**** RECORD SET

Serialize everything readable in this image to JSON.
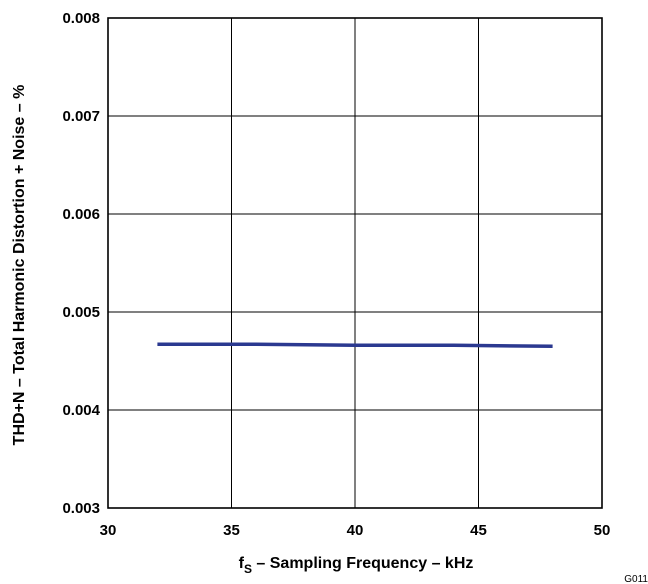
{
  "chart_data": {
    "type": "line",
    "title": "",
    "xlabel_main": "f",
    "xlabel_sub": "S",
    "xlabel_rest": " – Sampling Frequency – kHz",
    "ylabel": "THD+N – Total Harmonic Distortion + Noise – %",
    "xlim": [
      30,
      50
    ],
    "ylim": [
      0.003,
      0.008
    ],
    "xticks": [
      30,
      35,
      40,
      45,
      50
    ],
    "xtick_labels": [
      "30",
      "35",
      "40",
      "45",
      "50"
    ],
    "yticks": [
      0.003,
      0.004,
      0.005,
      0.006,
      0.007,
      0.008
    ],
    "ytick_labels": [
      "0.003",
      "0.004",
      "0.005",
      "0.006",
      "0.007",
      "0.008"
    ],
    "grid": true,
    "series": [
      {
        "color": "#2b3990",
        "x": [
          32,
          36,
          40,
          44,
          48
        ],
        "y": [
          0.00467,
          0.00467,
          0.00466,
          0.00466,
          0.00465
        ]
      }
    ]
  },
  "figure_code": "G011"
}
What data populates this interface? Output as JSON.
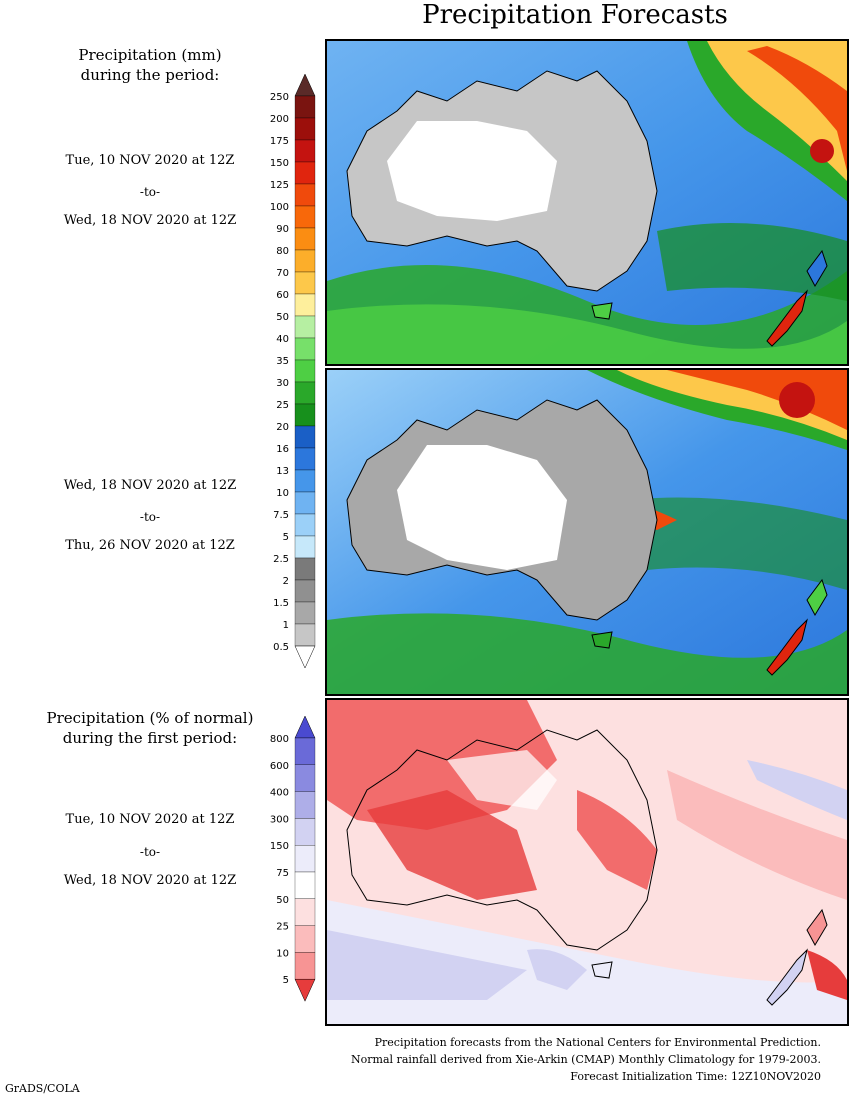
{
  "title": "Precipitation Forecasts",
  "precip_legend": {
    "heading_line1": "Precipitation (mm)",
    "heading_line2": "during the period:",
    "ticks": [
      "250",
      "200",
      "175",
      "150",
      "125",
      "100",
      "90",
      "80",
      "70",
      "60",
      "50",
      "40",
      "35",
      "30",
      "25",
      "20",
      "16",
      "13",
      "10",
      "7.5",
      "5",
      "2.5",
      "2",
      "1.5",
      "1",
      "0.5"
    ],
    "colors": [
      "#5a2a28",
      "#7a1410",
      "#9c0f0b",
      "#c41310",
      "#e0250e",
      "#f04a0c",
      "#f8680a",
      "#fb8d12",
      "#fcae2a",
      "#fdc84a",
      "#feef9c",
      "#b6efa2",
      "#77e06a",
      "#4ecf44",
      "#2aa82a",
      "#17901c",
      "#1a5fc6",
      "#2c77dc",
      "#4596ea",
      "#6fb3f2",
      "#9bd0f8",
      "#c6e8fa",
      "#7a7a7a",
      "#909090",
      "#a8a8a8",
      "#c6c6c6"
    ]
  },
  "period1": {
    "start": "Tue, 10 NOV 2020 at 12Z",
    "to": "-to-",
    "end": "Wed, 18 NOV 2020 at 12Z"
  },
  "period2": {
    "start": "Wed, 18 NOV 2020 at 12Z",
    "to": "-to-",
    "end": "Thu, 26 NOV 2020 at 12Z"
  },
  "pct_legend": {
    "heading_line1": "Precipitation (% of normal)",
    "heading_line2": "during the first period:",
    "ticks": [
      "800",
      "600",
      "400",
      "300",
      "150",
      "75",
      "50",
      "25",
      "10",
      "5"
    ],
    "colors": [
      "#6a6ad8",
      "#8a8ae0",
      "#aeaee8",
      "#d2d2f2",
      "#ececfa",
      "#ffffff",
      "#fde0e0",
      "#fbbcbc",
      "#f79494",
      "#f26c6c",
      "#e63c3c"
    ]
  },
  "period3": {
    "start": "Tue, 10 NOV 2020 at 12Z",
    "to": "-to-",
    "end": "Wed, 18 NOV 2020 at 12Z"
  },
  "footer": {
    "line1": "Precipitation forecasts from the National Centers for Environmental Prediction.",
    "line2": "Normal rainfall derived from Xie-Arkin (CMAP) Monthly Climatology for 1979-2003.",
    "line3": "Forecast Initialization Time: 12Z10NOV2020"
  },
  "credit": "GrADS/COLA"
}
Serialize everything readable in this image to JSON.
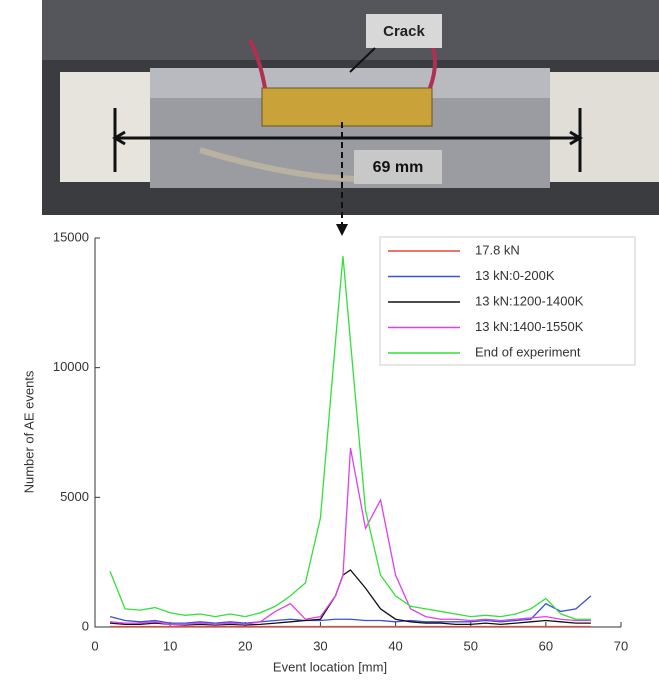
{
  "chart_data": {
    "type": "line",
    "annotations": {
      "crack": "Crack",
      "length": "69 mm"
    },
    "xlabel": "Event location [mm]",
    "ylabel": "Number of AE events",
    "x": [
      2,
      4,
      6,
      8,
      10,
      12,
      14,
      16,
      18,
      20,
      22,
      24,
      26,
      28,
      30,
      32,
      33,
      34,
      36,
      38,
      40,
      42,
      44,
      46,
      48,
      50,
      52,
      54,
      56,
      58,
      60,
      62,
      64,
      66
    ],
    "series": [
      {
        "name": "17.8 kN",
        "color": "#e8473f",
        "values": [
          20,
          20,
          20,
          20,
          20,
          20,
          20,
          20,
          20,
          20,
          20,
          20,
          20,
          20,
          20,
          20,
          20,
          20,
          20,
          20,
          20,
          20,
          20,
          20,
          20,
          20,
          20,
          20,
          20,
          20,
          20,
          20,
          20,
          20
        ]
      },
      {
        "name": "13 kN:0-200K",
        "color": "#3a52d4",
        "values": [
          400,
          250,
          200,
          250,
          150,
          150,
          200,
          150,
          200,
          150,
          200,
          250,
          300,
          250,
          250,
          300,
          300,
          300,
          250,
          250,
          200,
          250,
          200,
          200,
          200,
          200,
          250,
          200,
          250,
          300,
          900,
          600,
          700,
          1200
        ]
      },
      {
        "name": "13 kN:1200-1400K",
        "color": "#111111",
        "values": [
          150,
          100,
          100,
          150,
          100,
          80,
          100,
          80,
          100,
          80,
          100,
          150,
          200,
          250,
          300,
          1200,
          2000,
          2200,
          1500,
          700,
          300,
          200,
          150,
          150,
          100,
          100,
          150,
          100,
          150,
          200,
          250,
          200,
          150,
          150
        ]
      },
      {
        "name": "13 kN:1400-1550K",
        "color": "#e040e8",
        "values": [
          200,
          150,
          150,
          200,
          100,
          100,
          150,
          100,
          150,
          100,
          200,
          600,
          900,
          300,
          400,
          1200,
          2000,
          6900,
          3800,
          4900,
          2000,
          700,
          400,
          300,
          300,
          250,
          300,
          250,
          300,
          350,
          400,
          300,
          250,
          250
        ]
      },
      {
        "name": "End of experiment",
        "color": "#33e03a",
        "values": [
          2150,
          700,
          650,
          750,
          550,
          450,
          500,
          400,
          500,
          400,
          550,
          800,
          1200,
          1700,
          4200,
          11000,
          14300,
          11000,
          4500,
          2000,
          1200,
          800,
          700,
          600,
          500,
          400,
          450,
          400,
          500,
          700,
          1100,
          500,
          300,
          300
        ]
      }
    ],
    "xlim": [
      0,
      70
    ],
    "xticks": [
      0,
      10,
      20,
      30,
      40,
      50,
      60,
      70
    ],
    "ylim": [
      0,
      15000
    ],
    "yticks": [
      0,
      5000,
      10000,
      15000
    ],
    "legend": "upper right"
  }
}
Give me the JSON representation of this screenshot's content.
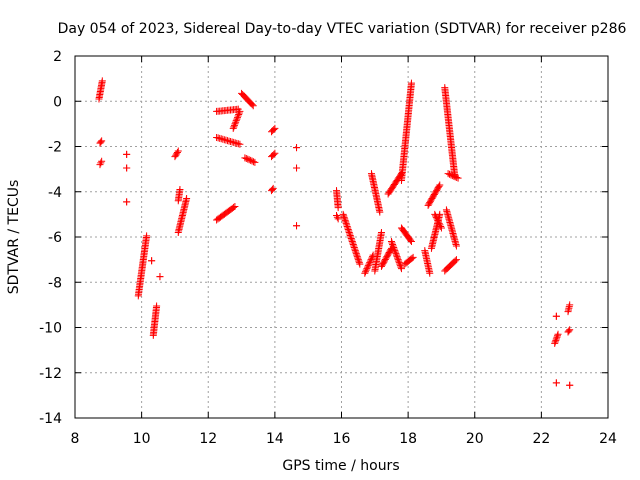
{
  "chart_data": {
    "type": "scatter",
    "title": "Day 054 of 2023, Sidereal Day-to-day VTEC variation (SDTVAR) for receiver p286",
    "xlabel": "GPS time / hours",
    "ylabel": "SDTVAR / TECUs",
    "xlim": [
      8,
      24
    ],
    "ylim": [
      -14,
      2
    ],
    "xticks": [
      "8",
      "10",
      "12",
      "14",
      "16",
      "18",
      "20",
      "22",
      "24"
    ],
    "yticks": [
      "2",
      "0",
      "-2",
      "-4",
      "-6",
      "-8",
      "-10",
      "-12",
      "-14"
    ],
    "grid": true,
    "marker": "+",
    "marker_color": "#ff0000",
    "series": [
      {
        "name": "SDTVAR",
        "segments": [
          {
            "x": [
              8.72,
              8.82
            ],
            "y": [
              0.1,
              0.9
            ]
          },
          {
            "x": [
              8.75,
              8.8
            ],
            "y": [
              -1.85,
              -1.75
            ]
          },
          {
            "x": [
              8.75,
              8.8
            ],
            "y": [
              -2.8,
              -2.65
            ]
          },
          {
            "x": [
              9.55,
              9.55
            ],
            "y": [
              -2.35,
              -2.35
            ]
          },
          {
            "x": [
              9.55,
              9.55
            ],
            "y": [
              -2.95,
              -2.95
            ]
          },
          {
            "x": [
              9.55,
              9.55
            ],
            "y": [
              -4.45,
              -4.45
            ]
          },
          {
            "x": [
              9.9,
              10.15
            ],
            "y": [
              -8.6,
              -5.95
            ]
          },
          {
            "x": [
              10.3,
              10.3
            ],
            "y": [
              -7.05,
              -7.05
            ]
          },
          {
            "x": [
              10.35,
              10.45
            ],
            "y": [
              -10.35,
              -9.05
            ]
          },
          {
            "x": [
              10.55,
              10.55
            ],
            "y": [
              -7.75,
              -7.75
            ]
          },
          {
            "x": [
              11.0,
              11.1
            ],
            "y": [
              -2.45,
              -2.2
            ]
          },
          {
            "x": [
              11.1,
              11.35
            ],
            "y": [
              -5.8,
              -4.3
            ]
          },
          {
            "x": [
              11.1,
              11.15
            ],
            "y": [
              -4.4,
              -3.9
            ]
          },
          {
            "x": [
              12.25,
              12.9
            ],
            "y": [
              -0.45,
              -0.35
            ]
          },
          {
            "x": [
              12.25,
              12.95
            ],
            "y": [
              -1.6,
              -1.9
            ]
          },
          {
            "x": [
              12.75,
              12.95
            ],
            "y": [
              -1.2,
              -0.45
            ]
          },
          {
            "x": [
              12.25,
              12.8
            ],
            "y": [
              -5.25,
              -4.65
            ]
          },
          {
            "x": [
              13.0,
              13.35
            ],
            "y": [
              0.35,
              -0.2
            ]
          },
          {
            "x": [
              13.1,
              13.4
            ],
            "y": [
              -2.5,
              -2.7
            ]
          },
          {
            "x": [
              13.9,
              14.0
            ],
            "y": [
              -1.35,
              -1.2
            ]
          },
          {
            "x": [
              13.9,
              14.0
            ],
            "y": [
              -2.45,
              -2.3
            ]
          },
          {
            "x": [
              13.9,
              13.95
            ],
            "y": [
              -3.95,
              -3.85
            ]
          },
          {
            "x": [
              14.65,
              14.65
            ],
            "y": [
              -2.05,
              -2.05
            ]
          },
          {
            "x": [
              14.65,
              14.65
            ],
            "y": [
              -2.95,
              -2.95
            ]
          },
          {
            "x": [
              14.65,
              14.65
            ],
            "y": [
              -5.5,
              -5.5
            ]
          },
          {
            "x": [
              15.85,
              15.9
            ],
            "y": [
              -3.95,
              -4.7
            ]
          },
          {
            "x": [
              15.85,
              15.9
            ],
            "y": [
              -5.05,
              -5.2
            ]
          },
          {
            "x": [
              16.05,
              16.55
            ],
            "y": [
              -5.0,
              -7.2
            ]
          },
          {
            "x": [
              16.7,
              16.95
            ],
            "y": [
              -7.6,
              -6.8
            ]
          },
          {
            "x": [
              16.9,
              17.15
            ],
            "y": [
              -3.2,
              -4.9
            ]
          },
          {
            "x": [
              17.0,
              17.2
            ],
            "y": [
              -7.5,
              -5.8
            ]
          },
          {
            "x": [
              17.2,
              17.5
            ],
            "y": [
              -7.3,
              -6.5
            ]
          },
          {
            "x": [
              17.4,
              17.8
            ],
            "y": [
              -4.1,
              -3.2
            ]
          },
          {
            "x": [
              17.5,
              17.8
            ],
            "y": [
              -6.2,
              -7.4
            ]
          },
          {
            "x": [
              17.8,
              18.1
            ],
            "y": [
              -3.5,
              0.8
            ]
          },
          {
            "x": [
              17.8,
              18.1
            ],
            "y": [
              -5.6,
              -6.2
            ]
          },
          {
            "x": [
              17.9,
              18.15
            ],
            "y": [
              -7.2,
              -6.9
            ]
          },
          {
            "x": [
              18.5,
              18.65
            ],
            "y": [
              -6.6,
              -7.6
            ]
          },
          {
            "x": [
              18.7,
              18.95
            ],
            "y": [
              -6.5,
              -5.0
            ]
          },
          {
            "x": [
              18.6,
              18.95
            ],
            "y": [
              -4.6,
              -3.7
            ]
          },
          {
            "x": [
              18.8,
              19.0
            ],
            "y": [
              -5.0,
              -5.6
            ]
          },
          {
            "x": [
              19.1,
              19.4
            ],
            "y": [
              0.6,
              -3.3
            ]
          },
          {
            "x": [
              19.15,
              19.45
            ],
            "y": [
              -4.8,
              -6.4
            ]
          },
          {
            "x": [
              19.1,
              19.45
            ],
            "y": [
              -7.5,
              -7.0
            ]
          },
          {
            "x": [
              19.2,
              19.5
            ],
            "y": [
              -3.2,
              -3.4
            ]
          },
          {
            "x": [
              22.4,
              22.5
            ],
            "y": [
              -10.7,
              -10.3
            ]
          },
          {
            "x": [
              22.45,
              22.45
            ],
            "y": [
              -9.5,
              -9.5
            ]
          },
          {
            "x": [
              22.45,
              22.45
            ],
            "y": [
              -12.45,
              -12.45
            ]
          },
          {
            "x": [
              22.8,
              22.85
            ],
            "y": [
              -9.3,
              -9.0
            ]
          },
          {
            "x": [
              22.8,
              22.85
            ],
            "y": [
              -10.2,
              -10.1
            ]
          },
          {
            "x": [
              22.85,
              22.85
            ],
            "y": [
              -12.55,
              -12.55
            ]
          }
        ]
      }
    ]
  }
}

********

WHAT IS NEEDED:
Collect every line above that contains the word "this".

PROBLEM SOLUTION:
Serialize everything readable in this image to JSON.
What data populates this interface? Output as JSON.
Serialize everything readable in this image to JSON.
Give me the JSON representation of this screenshot's content.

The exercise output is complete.